------ SUPPLIED DATA ------
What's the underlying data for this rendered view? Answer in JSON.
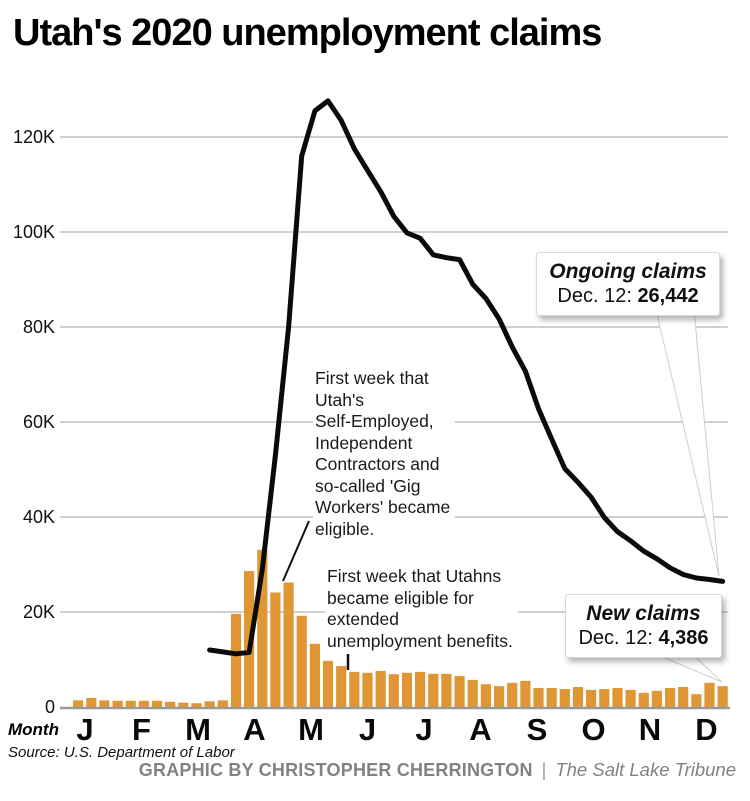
{
  "header": {
    "title": "Utah's 2020 unemployment claims"
  },
  "chart_data": {
    "type": "combo",
    "title": "Utah's 2020 unemployment claims",
    "grid": true,
    "x_axis": {
      "label": "Month",
      "month_labels": [
        "J",
        "F",
        "M",
        "A",
        "M",
        "J",
        "J",
        "A",
        "S",
        "O",
        "N",
        "D"
      ]
    },
    "y_axis": {
      "ticks": [
        0,
        20000,
        40000,
        60000,
        80000,
        100000,
        120000
      ],
      "tick_labels": [
        "0",
        "20K",
        "40K",
        "60K",
        "80K",
        "100K",
        "120K"
      ],
      "range": [
        0,
        128000
      ]
    },
    "series": [
      {
        "name": "New claims",
        "type": "bar",
        "unit": "weekly claims",
        "values": [
          1400,
          1900,
          1400,
          1300,
          1300,
          1300,
          1300,
          1100,
          900,
          800,
          1200,
          1400,
          19600,
          28600,
          33100,
          24100,
          26200,
          19200,
          13300,
          9700,
          8600,
          7400,
          7200,
          7600,
          6900,
          7200,
          7400,
          7000,
          7000,
          6500,
          5700,
          4800,
          4400,
          5100,
          5500,
          4000,
          4000,
          3800,
          4200,
          3600,
          3800,
          4000,
          3600,
          3000,
          3400,
          4000,
          4200,
          2700,
          5100,
          4386
        ]
      },
      {
        "name": "Ongoing claims",
        "type": "line",
        "unit": "weekly claims",
        "values": [
          null,
          null,
          null,
          null,
          null,
          null,
          null,
          null,
          null,
          null,
          12000,
          11600,
          11200,
          11500,
          29000,
          53000,
          80000,
          116000,
          125500,
          127600,
          123500,
          117500,
          113000,
          108500,
          103300,
          99800,
          98700,
          95200,
          94600,
          94200,
          89000,
          86000,
          81700,
          75800,
          70700,
          62800,
          56400,
          50200,
          47300,
          44200,
          39900,
          36900,
          35000,
          32800,
          31200,
          29300,
          27900,
          27150,
          26850,
          26442
        ]
      }
    ]
  },
  "annotations": {
    "gig_workers": {
      "text": "First week that\nUtah's\nSelf-Employed,\nIndependent\nContractors and\nso-called 'Gig\nWorkers' became\neligible."
    },
    "extended_benefits": {
      "text": "First week that Utahns\nbecame eligible for\nextended\nunemployment benefits."
    }
  },
  "callouts": {
    "ongoing": {
      "label": "Ongoing claims",
      "date": "Dec. 12:",
      "value": "26,442"
    },
    "new": {
      "label": "New claims",
      "date": "Dec. 12:",
      "value": "4,386"
    }
  },
  "axis_labels": {
    "month_word": "Month"
  },
  "footer": {
    "source": "Source: U.S. Department of Labor",
    "credit": "GRAPHIC BY CHRISTOPHER CHERRINGTON",
    "divider": "|",
    "brand": "The Salt Lake Tribune"
  },
  "colors": {
    "bar": "#DE9734",
    "line": "#0b0b0b",
    "grid": "#b3b3b3",
    "baseline": "#999999",
    "annotation_pointer": "#111111",
    "footer_gray": "#828282"
  }
}
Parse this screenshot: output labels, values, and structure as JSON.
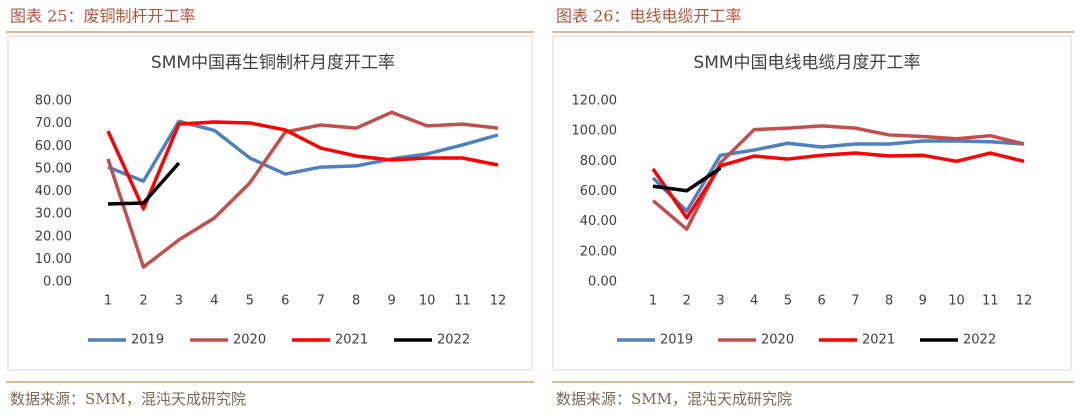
{
  "panels": [
    {
      "heading": "图表 25：废铜制杆开工率",
      "source": "数据来源：SMM，混沌天成研究院"
    },
    {
      "heading": "图表 26：电线电缆开工率",
      "source": "数据来源：SMM，混沌天成研究院"
    }
  ],
  "chart_data": [
    {
      "type": "line",
      "title": "SMM中国再生铜制杆月度开工率",
      "categories": [
        "1",
        "2",
        "3",
        "4",
        "5",
        "6",
        "7",
        "8",
        "9",
        "10",
        "11",
        "12"
      ],
      "ylim": [
        0,
        80
      ],
      "yticks": [
        {
          "value": 0,
          "label": "0.00"
        },
        {
          "value": 10,
          "label": "10.00"
        },
        {
          "value": 20,
          "label": "20.00"
        },
        {
          "value": 30,
          "label": "30.00"
        },
        {
          "value": 40,
          "label": "40.00"
        },
        {
          "value": 50,
          "label": "50.00"
        },
        {
          "value": 60,
          "label": "60.00"
        },
        {
          "value": 70,
          "label": "70.00"
        },
        {
          "value": 80,
          "label": "80.00"
        }
      ],
      "grid": false,
      "legend": "bottom",
      "series": [
        {
          "name": "2019",
          "color": "#4f81bd",
          "values": [
            50.8,
            44.6,
            71,
            67,
            54.8,
            47.7,
            50.8,
            51.3,
            54.4,
            56.6,
            60.6,
            65
          ]
        },
        {
          "name": "2020",
          "color": "#c0504d",
          "values": [
            54.4,
            6.6,
            18.6,
            28.3,
            43.8,
            66.3,
            69.4,
            68,
            75,
            69,
            69.8,
            68
          ]
        },
        {
          "name": "2021",
          "color": "#ff0000",
          "values": [
            66.7,
            32.3,
            69.8,
            70.7,
            70.3,
            67.2,
            59.2,
            55.7,
            53.9,
            54.8,
            54.8,
            51.7
          ]
        },
        {
          "name": "2022",
          "color": "#000000",
          "values": [
            34.5,
            34.9,
            52.6,
            null,
            null,
            null,
            null,
            null,
            null,
            null,
            null,
            null
          ]
        }
      ]
    },
    {
      "type": "line",
      "title": "SMM中国电线电缆月度开工率",
      "categories": [
        "1",
        "2",
        "3",
        "4",
        "5",
        "6",
        "7",
        "8",
        "9",
        "10",
        "11",
        "12"
      ],
      "ylim": [
        0,
        120
      ],
      "yticks": [
        {
          "value": 0,
          "label": "0.00"
        },
        {
          "value": 20,
          "label": "20.00"
        },
        {
          "value": 40,
          "label": "40.00"
        },
        {
          "value": 60,
          "label": "60.00"
        },
        {
          "value": 80,
          "label": "80.00"
        },
        {
          "value": 100,
          "label": "100.00"
        },
        {
          "value": 120,
          "label": "120.00"
        }
      ],
      "grid": false,
      "legend": "bottom",
      "series": [
        {
          "name": "2019",
          "color": "#4f81bd",
          "values": [
            69,
            47,
            84,
            87.5,
            92,
            89.5,
            91.5,
            91.5,
            93.5,
            93.5,
            93,
            91.5
          ]
        },
        {
          "name": "2020",
          "color": "#c0504d",
          "values": [
            54,
            35,
            79,
            101,
            102,
            103.5,
            102,
            97.5,
            96.5,
            95,
            97,
            91.5
          ]
        },
        {
          "name": "2021",
          "color": "#ff0000",
          "values": [
            75,
            42.5,
            77,
            83.5,
            81.5,
            84,
            85.5,
            83.5,
            84,
            80,
            85.5,
            80
          ]
        },
        {
          "name": "2022",
          "color": "#000000",
          "values": [
            63.5,
            60.5,
            75.5,
            null,
            null,
            null,
            null,
            null,
            null,
            null,
            null,
            null
          ]
        }
      ]
    }
  ]
}
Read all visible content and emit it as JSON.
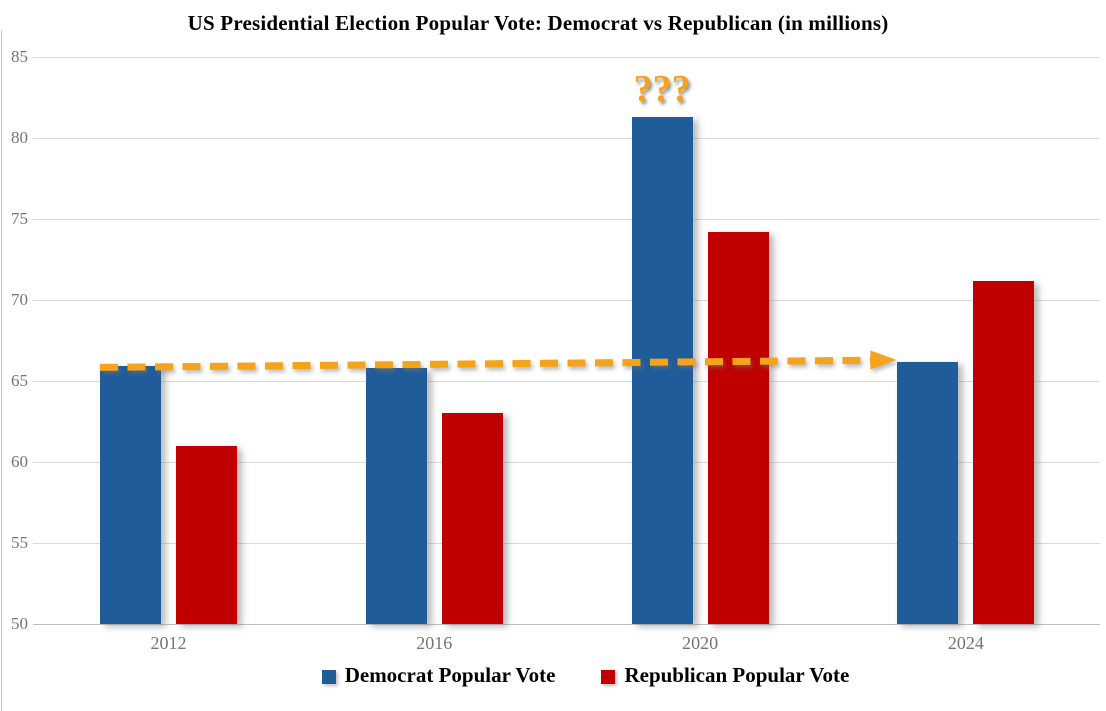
{
  "chart_data": {
    "type": "bar",
    "title": "US Presidential Election Popular Vote: Democrat vs Republican (in millions)",
    "categories": [
      "2012",
      "2016",
      "2020",
      "2024"
    ],
    "series": [
      {
        "name": "Democrat Popular Vote",
        "color": "#1F5C99",
        "values": [
          65.9,
          65.8,
          81.3,
          66.2
        ]
      },
      {
        "name": "Republican Popular Vote",
        "color": "#C00000",
        "values": [
          61.0,
          63.0,
          74.2,
          71.2
        ]
      }
    ],
    "ylim": [
      50,
      85
    ],
    "yticks": [
      85,
      80,
      75,
      70,
      65,
      60,
      55,
      50
    ],
    "ytick_interval": 5,
    "grid": true,
    "legend_position": "bottom",
    "annotations": {
      "question_marks": {
        "text": "???",
        "color": "#F5A31B",
        "position": {
          "category": "2020",
          "series": "Democrat Popular Vote",
          "placement": "above-bar"
        }
      },
      "dashed_arrow": {
        "style": "dashed",
        "direction": "right",
        "color": "#F5A31B",
        "from": {
          "category": "2012",
          "value": 65.9
        },
        "to": {
          "category": "2024",
          "value": 66.3
        }
      }
    },
    "colors": {
      "background": "#FFFFFF",
      "gridline": "#D9D9D9",
      "axis_line": "#BFBFBF",
      "tick_label": "#757575",
      "title_text": "#000000",
      "legend_text": "#000000"
    }
  }
}
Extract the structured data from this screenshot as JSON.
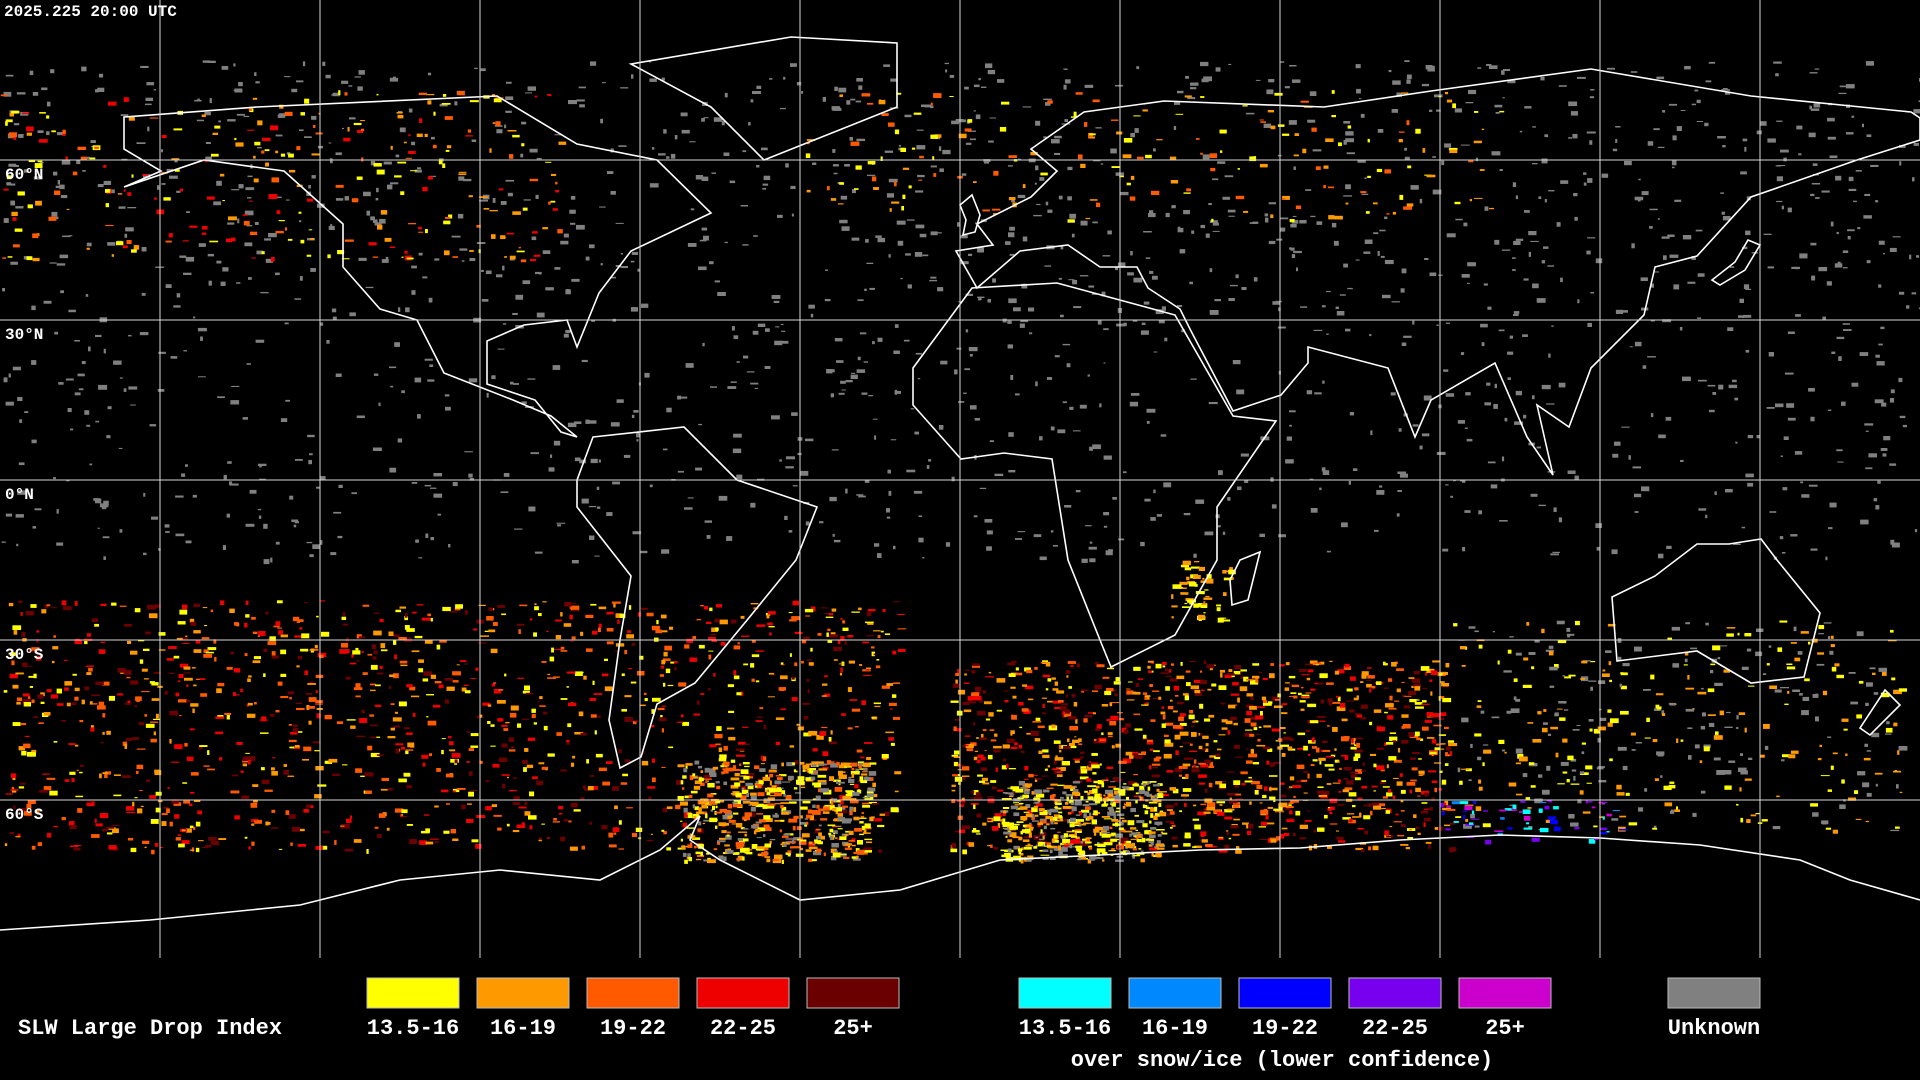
{
  "header": {
    "timestamp": "2025.225 20:00 UTC"
  },
  "map": {
    "latitude_labels": [
      "60°N",
      "30°N",
      "0°N",
      "30°S",
      "60°S"
    ]
  },
  "legend": {
    "title": "SLW Large Drop Index",
    "liquid": [
      {
        "label": "13.5-16",
        "color": "#ffff00"
      },
      {
        "label": "16-19",
        "color": "#ff9900"
      },
      {
        "label": "19-22",
        "color": "#ff5a00"
      },
      {
        "label": "22-25",
        "color": "#ee0000"
      },
      {
        "label": "25+",
        "color": "#6b0000"
      }
    ],
    "snow_ice": [
      {
        "label": "13.5-16",
        "color": "#00ffff"
      },
      {
        "label": "16-19",
        "color": "#0088ff"
      },
      {
        "label": "19-22",
        "color": "#0000ff"
      },
      {
        "label": "22-25",
        "color": "#7700ee"
      },
      {
        "label": "25+",
        "color": "#cc00cc"
      }
    ],
    "snow_ice_caption": "over snow/ice (lower confidence)",
    "unknown": {
      "label": "Unknown",
      "color": "#808080"
    }
  }
}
------
• [EXERCISE BRIEF] Among the records above, find each line holding the string "Popular" and pull it out.

• [COMPLETED EXERCISE]
    "title": "US Presidential Election Popular Vote: Democrat vs Republican (in millions)",
        "name": "Democrat Popular Vote",
        "name": "Republican Popular Vote",
          "series": "Democrat Popular Vote",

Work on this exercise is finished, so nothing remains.